Your instructions: An exact copy of the entries below is needed, with every picture left out.

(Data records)

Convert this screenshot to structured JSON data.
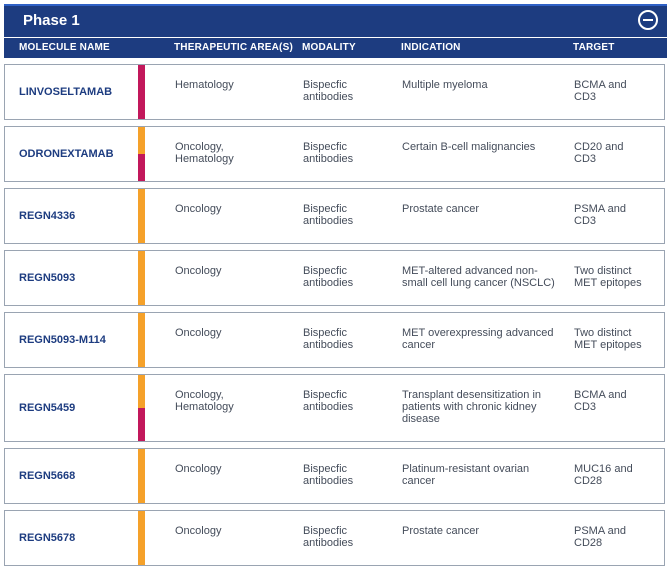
{
  "section": {
    "title": "Phase 1",
    "toggle_icon": "minus-circle-icon"
  },
  "columns": [
    "MOLECULE NAME",
    "THERAPEUTIC AREA(S)",
    "MODALITY",
    "INDICATION",
    "TARGET"
  ],
  "colors": {
    "header": "#1d3c80",
    "oncology": "#f5a12a",
    "hematology": "#c2185b"
  },
  "rows": [
    {
      "name": "LINVOSELTAMAB",
      "area": "Hematology",
      "modality": "Bispecfic\nantibodies",
      "indication": "Multiple myeloma",
      "target": "BCMA and\nCD3",
      "bar": [
        "hematology"
      ]
    },
    {
      "name": "ODRONEXTAMAB",
      "area": "Oncology,\nHematology",
      "modality": "Bispecfic\nantibodies",
      "indication": "Certain B-cell malignancies",
      "target": "CD20 and\nCD3",
      "bar": [
        "oncology",
        "hematology"
      ]
    },
    {
      "name": "REGN4336",
      "area": "Oncology",
      "modality": "Bispecfic\nantibodies",
      "indication": "Prostate cancer",
      "target": "PSMA and\nCD3",
      "bar": [
        "oncology"
      ]
    },
    {
      "name": "REGN5093",
      "area": "Oncology",
      "modality": "Bispecfic\nantibodies",
      "indication": "MET-altered advanced non-\nsmall cell lung cancer (NSCLC)",
      "target": "Two distinct\nMET epitopes",
      "bar": [
        "oncology"
      ]
    },
    {
      "name": "REGN5093-M114",
      "area": "Oncology",
      "modality": "Bispecfic\nantibodies",
      "indication": "MET overexpressing advanced\ncancer",
      "target": "Two distinct\nMET epitopes",
      "bar": [
        "oncology"
      ]
    },
    {
      "name": "REGN5459",
      "area": "Oncology,\nHematology",
      "modality": "Bispecfic\nantibodies",
      "indication": "Transplant desensitization in\npatients with chronic kidney\ndisease",
      "target": "BCMA and\nCD3",
      "bar": [
        "oncology",
        "hematology"
      ]
    },
    {
      "name": "REGN5668",
      "area": "Oncology",
      "modality": "Bispecfic\nantibodies",
      "indication": "Platinum-resistant ovarian\ncancer",
      "target": "MUC16 and\nCD28",
      "bar": [
        "oncology"
      ]
    },
    {
      "name": "REGN5678",
      "area": "Oncology",
      "modality": "Bispecfic\nantibodies",
      "indication": "Prostate cancer",
      "target": "PSMA and\nCD28",
      "bar": [
        "oncology"
      ]
    }
  ]
}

Task response:
Convert this screenshot to structured JSON data.
{
  "section": {
    "title": "Phase 1",
    "toggle_icon": "minus-circle-icon"
  },
  "columns": [
    "MOLECULE NAME",
    "THERAPEUTIC AREA(S)",
    "MODALITY",
    "INDICATION",
    "TARGET"
  ],
  "colors": {
    "header": "#1d3c80",
    "oncology": "#f5a12a",
    "hematology": "#c2185b"
  },
  "rows": [
    {
      "name": "LINVOSELTAMAB",
      "area": "Hematology",
      "modality": "Bispecfic\nantibodies",
      "indication": "Multiple myeloma",
      "target": "BCMA and\nCD3",
      "bar": [
        "hematology"
      ]
    },
    {
      "name": "ODRONEXTAMAB",
      "area": "Oncology,\nHematology",
      "modality": "Bispecfic\nantibodies",
      "indication": "Certain B-cell malignancies",
      "target": "CD20 and\nCD3",
      "bar": [
        "oncology",
        "hematology"
      ]
    },
    {
      "name": "REGN4336",
      "area": "Oncology",
      "modality": "Bispecfic\nantibodies",
      "indication": "Prostate cancer",
      "target": "PSMA and\nCD3",
      "bar": [
        "oncology"
      ]
    },
    {
      "name": "REGN5093",
      "area": "Oncology",
      "modality": "Bispecfic\nantibodies",
      "indication": "MET-altered advanced non-\nsmall cell lung cancer (NSCLC)",
      "target": "Two distinct\nMET epitopes",
      "bar": [
        "oncology"
      ]
    },
    {
      "name": "REGN5093-M114",
      "area": "Oncology",
      "modality": "Bispecfic\nantibodies",
      "indication": "MET overexpressing advanced\ncancer",
      "target": "Two distinct\nMET epitopes",
      "bar": [
        "oncology"
      ]
    },
    {
      "name": "REGN5459",
      "area": "Oncology,\nHematology",
      "modality": "Bispecfic\nantibodies",
      "indication": "Transplant desensitization in\npatients with chronic kidney\ndisease",
      "target": "BCMA and\nCD3",
      "bar": [
        "oncology",
        "hematology"
      ]
    },
    {
      "name": "REGN5668",
      "area": "Oncology",
      "modality": "Bispecfic\nantibodies",
      "indication": "Platinum-resistant ovarian\ncancer",
      "target": "MUC16 and\nCD28",
      "bar": [
        "oncology"
      ]
    },
    {
      "name": "REGN5678",
      "area": "Oncology",
      "modality": "Bispecfic\nantibodies",
      "indication": "Prostate cancer",
      "target": "PSMA and\nCD28",
      "bar": [
        "oncology"
      ]
    }
  ]
}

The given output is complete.